Records shown ->

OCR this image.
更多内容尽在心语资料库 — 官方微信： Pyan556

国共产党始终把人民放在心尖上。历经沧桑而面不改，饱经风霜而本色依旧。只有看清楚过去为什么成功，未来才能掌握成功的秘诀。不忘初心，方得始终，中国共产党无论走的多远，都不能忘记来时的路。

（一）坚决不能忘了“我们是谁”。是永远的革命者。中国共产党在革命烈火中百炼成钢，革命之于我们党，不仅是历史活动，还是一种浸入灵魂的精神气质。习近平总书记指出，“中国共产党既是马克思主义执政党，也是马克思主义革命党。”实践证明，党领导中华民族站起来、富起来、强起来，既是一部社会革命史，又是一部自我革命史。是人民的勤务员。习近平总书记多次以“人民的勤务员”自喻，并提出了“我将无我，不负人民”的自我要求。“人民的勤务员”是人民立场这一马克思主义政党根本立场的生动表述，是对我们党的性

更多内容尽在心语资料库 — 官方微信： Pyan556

What to produce ->
Write out the entries above word for word.

Task solution ->
OCR this image.
更多内容尽在心语资料库 — 官方微信： Pyan556

国共产党始终把人民放在心尖上。历经沧桑而面不改，饱经风霜而本色依旧。只有看清楚过去为什么成功，未来才能掌握成功的秘诀。不忘初心，方得始终，中国共产党无论走的多远，都不能忘记来时的路。

（一）坚决不能忘了“我们是谁”。是永远的革命者。中国共产党在革命烈火中百炼成钢，革命之于我们党，不仅是历史活动，还是一种浸入灵魂的精神气质。习近平总书记指出，“中国共产党既是马克思主义执政党，也是马克思主义革命党。”实践证明，党领导中华民族站起来、富起来、强起来，既是一部社会革命史，又是一部自我革命史。是人民的勤务员。习近平总书记多次以“人民的勤务员”自喻，并提出了“我将无我，不负人民”的自我要求。“人民的勤务员”是人民立场这一马克思主义政党根本立场的生动表述，是对我们党的性

更多内容尽在心语资料库 — 官方微信： Pyan556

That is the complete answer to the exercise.